§ **Task requirements**: Images are not part of the copy; write out the rest of the data exactly as given.

§ **Given data**:
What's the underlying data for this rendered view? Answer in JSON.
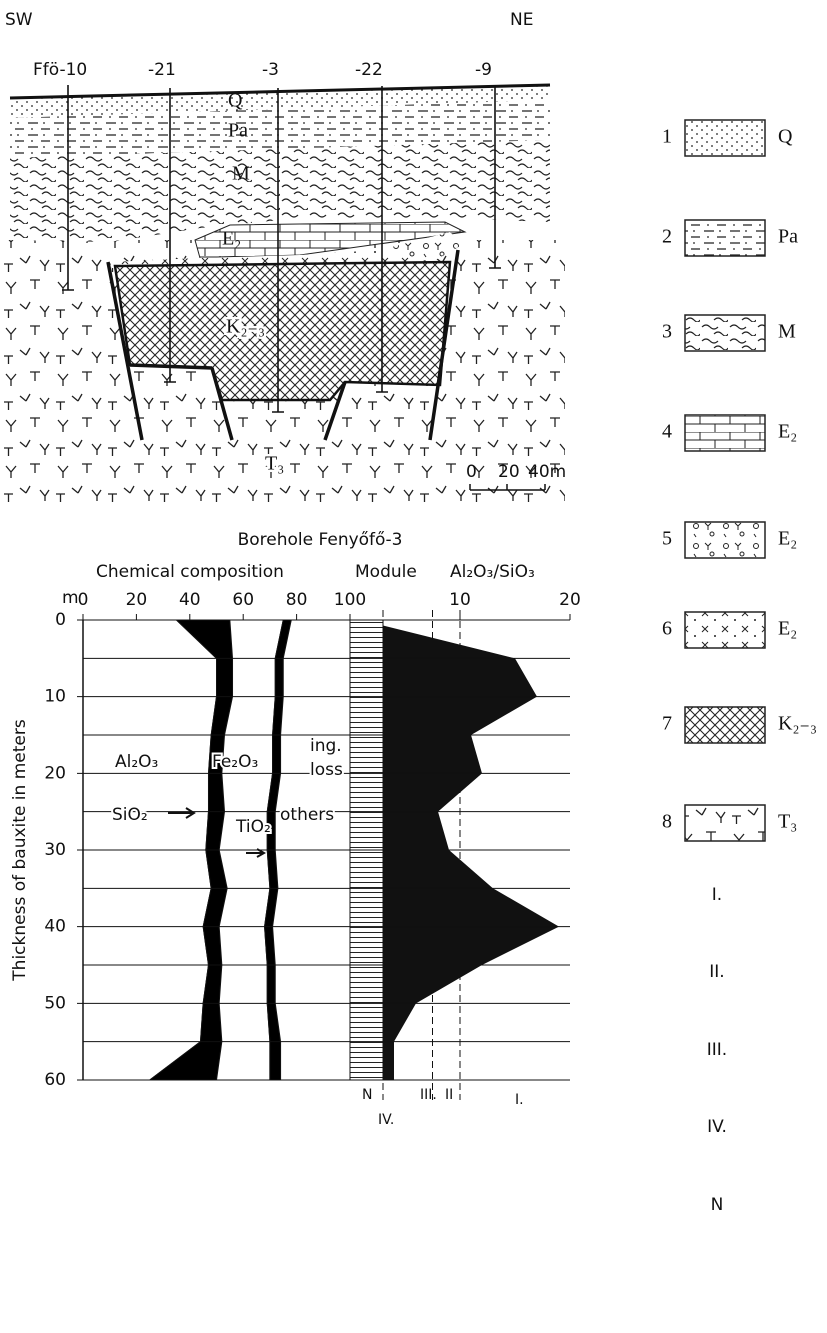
{
  "section": {
    "sw": "SW",
    "ne": "NE",
    "boreholes": [
      "Ffö-10",
      "-21",
      "-3",
      "-22",
      "-9"
    ],
    "units": {
      "q": "Q",
      "pa": "Pa",
      "m": "M",
      "e2": "E₂",
      "k": "K₂₋₃",
      "t": "T₃"
    },
    "scale": [
      "0",
      "20",
      "40m"
    ]
  },
  "legend": {
    "items": [
      {
        "number": "1",
        "label": "Q"
      },
      {
        "number": "2",
        "label": "Pa"
      },
      {
        "number": "3",
        "label": "M"
      },
      {
        "number": "4",
        "label": "E₂"
      },
      {
        "number": "5",
        "label": "E₂"
      },
      {
        "number": "6",
        "label": "E₂"
      },
      {
        "number": "7",
        "label": "K₂₋₃"
      },
      {
        "number": "8",
        "label": "T₃"
      }
    ],
    "classes": [
      "I.",
      "II.",
      "III.",
      "IV.",
      "N"
    ]
  },
  "chart_data": {
    "type": "area",
    "title": "Borehole Fenyőfő-3",
    "x_label": "Chemical composition",
    "y_label": "Thickness of bauxite in meters",
    "y_unit": "m",
    "module_label": "Module",
    "module_ratio": "Al₂O₃/SiO₃",
    "depth": [
      0,
      5,
      10,
      15,
      20,
      25,
      30,
      35,
      40,
      45,
      50,
      55,
      60
    ],
    "series": [
      {
        "name": "Al₂O₃",
        "color": "#ffffff",
        "values": [
          35,
          50,
          50,
          48,
          47,
          47,
          46,
          48,
          45,
          47,
          45,
          44,
          25
        ]
      },
      {
        "name": "SiO₂",
        "color": "#000000",
        "values": [
          20,
          6,
          6,
          5,
          5,
          6,
          5,
          6,
          6,
          5,
          6,
          8,
          25
        ]
      },
      {
        "name": "Fe₂O₃",
        "color": "#ffffff",
        "values": [
          20,
          16,
          16,
          18,
          19,
          16,
          18,
          16,
          17,
          17,
          18,
          18,
          20
        ]
      },
      {
        "name": "TiO₂",
        "color": "#000000",
        "values": [
          3,
          3,
          3,
          3,
          3,
          3,
          3,
          3,
          3,
          3,
          3,
          4,
          4
        ]
      },
      {
        "name": "others",
        "color": "#ffffff",
        "values": [
          22,
          25,
          25,
          26,
          26,
          28,
          28,
          27,
          29,
          28,
          28,
          26,
          26
        ]
      }
    ],
    "annotation": [
      "ing.",
      "loss"
    ],
    "xlim": [
      0,
      100
    ],
    "xticks": [
      0,
      20,
      40,
      60,
      80,
      100
    ],
    "ylim": [
      0,
      60
    ],
    "yticks": [
      0,
      10,
      20,
      30,
      40,
      50,
      60
    ],
    "minor_yticks": [
      5,
      15,
      25,
      35,
      45,
      55
    ],
    "module": {
      "values": [
        1,
        15,
        17,
        11,
        12,
        8,
        9,
        13,
        19,
        12,
        6,
        4,
        4
      ],
      "lim": [
        0,
        20
      ],
      "ticks": [
        10,
        20
      ],
      "class_bounds": [
        3,
        7.5,
        10
      ],
      "class_labels": [
        "N",
        "IV.",
        "III.",
        "II",
        "I."
      ]
    }
  }
}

§ **Task solution**:
What's the underlying data for this rendered view? Answer in JSON.
{
  "section": {
    "sw": "SW",
    "ne": "NE",
    "boreholes": [
      "Ffö-10",
      "-21",
      "-3",
      "-22",
      "-9"
    ],
    "units": {
      "q": "Q",
      "pa": "Pa",
      "m": "M",
      "e2": "E₂",
      "k": "K₂₋₃",
      "t": "T₃"
    },
    "scale": [
      "0",
      "20",
      "40m"
    ]
  },
  "legend": {
    "items": [
      {
        "number": "1",
        "label": "Q"
      },
      {
        "number": "2",
        "label": "Pa"
      },
      {
        "number": "3",
        "label": "M"
      },
      {
        "number": "4",
        "label": "E₂"
      },
      {
        "number": "5",
        "label": "E₂"
      },
      {
        "number": "6",
        "label": "E₂"
      },
      {
        "number": "7",
        "label": "K₂₋₃"
      },
      {
        "number": "8",
        "label": "T₃"
      }
    ],
    "classes": [
      "I.",
      "II.",
      "III.",
      "IV.",
      "N"
    ]
  },
  "chart_data": {
    "type": "area",
    "title": "Borehole Fenyőfő-3",
    "x_label": "Chemical composition",
    "y_label": "Thickness of bauxite in meters",
    "y_unit": "m",
    "module_label": "Module",
    "module_ratio": "Al₂O₃/SiO₃",
    "depth": [
      0,
      5,
      10,
      15,
      20,
      25,
      30,
      35,
      40,
      45,
      50,
      55,
      60
    ],
    "series": [
      {
        "name": "Al₂O₃",
        "color": "#ffffff",
        "values": [
          35,
          50,
          50,
          48,
          47,
          47,
          46,
          48,
          45,
          47,
          45,
          44,
          25
        ]
      },
      {
        "name": "SiO₂",
        "color": "#000000",
        "values": [
          20,
          6,
          6,
          5,
          5,
          6,
          5,
          6,
          6,
          5,
          6,
          8,
          25
        ]
      },
      {
        "name": "Fe₂O₃",
        "color": "#ffffff",
        "values": [
          20,
          16,
          16,
          18,
          19,
          16,
          18,
          16,
          17,
          17,
          18,
          18,
          20
        ]
      },
      {
        "name": "TiO₂",
        "color": "#000000",
        "values": [
          3,
          3,
          3,
          3,
          3,
          3,
          3,
          3,
          3,
          3,
          3,
          4,
          4
        ]
      },
      {
        "name": "others",
        "color": "#ffffff",
        "values": [
          22,
          25,
          25,
          26,
          26,
          28,
          28,
          27,
          29,
          28,
          28,
          26,
          26
        ]
      }
    ],
    "annotation": [
      "ing.",
      "loss"
    ],
    "xlim": [
      0,
      100
    ],
    "xticks": [
      0,
      20,
      40,
      60,
      80,
      100
    ],
    "ylim": [
      0,
      60
    ],
    "yticks": [
      0,
      10,
      20,
      30,
      40,
      50,
      60
    ],
    "minor_yticks": [
      5,
      15,
      25,
      35,
      45,
      55
    ],
    "module": {
      "values": [
        1,
        15,
        17,
        11,
        12,
        8,
        9,
        13,
        19,
        12,
        6,
        4,
        4
      ],
      "lim": [
        0,
        20
      ],
      "ticks": [
        10,
        20
      ],
      "class_bounds": [
        3,
        7.5,
        10
      ],
      "class_labels": [
        "N",
        "IV.",
        "III.",
        "II",
        "I."
      ]
    }
  }
}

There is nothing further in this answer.